## APPLY WHAT YOU READ:
A) Using the news report on new homes in East Bridgford, mark each statement yes or no, and quote the words that decide it: (i) The March 2023 application for 59 houses was rejected because the council found the site too cramped. (ii) Some of the new homes will have gardens less than 10 metres deep. (iii) Extending the Medical Centre car park will add 42 spaces.
B) In the news report on new homes in East Bridgford, when was the updated application for 42 homes submitted?
C) Extend the news report on new homes in East Bridgford, picking up after its last sentence.

## SUPPLIED PASSAGE:
________

By Lauren Monaghan, Junior Local Democracy Reporter
Plans to build 42 new homes in a Nottinghamshire village have now been approved after renewed plans were submitted almost a year ago.
Rushcliffe Borough Council have accepted the development by Redrow, which will be located on land to the south of Butt Lane in the rural village of East Bridgford.
Outline planning permission was already granted to the developers to use the site for residential purposes in 2020, with the first plans initially proposing 59 homes.
But an application in March 2023 for permission for reserved matters, such as the appearance, landscaping, layout and scale for the 59 houses, was rejected over concerns by the council that the site was too cramped.
Following this, an updated application with the reduced number of 42 homes was submitted in September 2023, allowing for garden sizes across the homes to be increased.
While garden sizes will vary across the different houses, all of them remain over 10 metres in depth.
The proposed layout of the site stipulates that the developers will also extend the car park of the existing Medical Centre near the site which would create 22 additional spaces and a landscape buffer to separate the centre and new housing development.

________

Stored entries
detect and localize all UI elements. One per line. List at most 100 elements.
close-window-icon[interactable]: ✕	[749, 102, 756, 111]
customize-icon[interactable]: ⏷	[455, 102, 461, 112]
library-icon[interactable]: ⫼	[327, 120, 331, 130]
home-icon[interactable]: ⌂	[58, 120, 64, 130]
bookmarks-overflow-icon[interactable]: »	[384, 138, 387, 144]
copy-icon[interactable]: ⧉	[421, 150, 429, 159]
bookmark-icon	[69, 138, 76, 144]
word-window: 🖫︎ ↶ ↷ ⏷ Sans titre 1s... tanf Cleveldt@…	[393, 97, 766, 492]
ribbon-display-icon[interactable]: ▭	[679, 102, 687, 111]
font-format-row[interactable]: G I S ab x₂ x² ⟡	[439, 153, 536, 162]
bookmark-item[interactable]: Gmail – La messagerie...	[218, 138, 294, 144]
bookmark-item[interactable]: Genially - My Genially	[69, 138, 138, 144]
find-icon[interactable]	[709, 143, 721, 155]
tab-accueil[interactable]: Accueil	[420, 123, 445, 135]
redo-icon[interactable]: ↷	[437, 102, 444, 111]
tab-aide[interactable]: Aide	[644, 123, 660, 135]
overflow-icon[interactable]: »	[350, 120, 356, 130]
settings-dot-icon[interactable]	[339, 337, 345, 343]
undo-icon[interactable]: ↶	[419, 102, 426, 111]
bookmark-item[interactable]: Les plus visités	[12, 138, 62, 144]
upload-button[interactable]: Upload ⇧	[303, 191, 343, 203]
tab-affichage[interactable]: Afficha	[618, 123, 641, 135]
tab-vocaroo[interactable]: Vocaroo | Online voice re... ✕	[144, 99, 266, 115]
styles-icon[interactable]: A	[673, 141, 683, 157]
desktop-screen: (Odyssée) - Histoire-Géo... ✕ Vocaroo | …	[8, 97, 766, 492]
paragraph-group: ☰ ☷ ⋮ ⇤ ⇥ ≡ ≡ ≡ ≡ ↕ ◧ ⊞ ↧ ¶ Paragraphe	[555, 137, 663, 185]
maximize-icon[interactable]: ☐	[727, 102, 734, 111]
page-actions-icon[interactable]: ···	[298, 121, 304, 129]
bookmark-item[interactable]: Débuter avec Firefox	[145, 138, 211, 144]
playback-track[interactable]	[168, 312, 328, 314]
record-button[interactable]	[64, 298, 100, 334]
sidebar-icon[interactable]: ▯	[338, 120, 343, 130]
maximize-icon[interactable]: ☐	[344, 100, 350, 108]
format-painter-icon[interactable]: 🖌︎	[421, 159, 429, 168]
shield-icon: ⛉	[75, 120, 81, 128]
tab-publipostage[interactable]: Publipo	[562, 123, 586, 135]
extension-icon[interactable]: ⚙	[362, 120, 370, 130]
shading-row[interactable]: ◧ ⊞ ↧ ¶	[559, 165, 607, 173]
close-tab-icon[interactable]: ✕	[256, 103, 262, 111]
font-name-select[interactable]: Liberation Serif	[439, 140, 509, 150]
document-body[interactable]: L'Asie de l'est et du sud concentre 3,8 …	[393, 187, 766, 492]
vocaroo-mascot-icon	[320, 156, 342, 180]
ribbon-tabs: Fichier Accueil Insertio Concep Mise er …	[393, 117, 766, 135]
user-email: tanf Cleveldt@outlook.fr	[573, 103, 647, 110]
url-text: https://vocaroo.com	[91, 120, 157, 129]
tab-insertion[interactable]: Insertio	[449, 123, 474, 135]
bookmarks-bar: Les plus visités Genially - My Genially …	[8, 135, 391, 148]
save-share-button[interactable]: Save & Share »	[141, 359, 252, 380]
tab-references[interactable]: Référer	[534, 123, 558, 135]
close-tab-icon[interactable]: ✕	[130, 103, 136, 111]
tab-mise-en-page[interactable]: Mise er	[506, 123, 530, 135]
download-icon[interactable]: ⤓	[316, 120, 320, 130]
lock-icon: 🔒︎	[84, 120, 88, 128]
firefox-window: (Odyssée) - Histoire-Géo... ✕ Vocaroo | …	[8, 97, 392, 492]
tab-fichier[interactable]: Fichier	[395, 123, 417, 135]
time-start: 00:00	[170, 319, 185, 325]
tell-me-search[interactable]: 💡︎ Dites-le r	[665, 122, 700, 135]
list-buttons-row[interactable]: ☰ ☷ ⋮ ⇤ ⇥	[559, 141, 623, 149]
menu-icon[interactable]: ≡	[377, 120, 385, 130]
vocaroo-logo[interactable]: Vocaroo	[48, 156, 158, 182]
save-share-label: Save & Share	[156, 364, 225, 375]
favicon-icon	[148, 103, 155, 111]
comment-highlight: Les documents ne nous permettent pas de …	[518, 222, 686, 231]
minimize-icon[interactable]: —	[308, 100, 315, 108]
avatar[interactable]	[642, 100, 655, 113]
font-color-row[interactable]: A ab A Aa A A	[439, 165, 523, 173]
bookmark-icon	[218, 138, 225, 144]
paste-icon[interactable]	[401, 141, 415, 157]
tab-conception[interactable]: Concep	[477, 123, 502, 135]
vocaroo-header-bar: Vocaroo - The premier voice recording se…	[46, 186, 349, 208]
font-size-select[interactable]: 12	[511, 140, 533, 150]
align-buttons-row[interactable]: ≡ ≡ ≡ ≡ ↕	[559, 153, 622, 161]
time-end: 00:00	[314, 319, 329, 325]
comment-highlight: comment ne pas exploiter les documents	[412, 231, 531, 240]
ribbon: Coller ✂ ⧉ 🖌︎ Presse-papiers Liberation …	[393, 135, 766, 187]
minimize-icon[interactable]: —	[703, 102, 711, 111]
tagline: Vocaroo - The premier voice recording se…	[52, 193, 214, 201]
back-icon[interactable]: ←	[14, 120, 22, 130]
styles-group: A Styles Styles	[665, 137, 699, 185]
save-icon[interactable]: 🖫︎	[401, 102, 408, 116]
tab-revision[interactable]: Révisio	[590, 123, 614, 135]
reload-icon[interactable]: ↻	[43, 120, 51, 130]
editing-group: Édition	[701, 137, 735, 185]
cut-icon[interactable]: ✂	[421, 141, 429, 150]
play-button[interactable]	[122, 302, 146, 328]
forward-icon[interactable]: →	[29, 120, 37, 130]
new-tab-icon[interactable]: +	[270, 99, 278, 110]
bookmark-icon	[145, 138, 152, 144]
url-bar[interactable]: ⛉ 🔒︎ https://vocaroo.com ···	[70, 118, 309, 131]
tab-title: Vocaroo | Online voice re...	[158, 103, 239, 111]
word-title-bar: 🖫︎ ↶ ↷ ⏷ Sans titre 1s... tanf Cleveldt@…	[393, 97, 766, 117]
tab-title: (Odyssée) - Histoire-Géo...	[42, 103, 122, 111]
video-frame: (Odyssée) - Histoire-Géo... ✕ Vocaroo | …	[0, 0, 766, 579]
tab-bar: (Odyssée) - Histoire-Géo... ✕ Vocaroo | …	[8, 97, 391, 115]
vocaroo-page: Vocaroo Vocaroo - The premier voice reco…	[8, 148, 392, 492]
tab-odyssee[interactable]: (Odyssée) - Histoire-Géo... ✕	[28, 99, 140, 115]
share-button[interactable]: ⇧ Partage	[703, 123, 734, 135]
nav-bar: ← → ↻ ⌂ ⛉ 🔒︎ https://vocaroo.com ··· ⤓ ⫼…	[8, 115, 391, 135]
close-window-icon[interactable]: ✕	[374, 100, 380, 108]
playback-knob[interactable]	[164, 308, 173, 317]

________

## PER-TASK ANSWERS:
A)
(i) Yes: "was rejected over concerns by the council that the site was too cramped"
(ii) No: "all of them remain over 10 metres in depth"
(iii) No: "which would create 22 additional spaces"

B) September 2023.

C)
Of the 42 homes, planning documents state that 13 of them will come under the affordable homes classification, with three falling under social rent, four being affordable rent, two homes being intermediate and four being classified as first homes.
As the new development will lay in a rural part of Nottinghamshire, some resident objections were regarding the loss of green space and the pressure the site could put on trees in Millenium Woods.
However, in planning documents, Redrow said: “The provision of an area of significant open space on the eastern edge of the development that will assist with the transition between open countryside and the new built-up edge of the settlement.”
This will include an ecological feature on site, a play area and the planting of numerous trees on the development’s eastern boundary.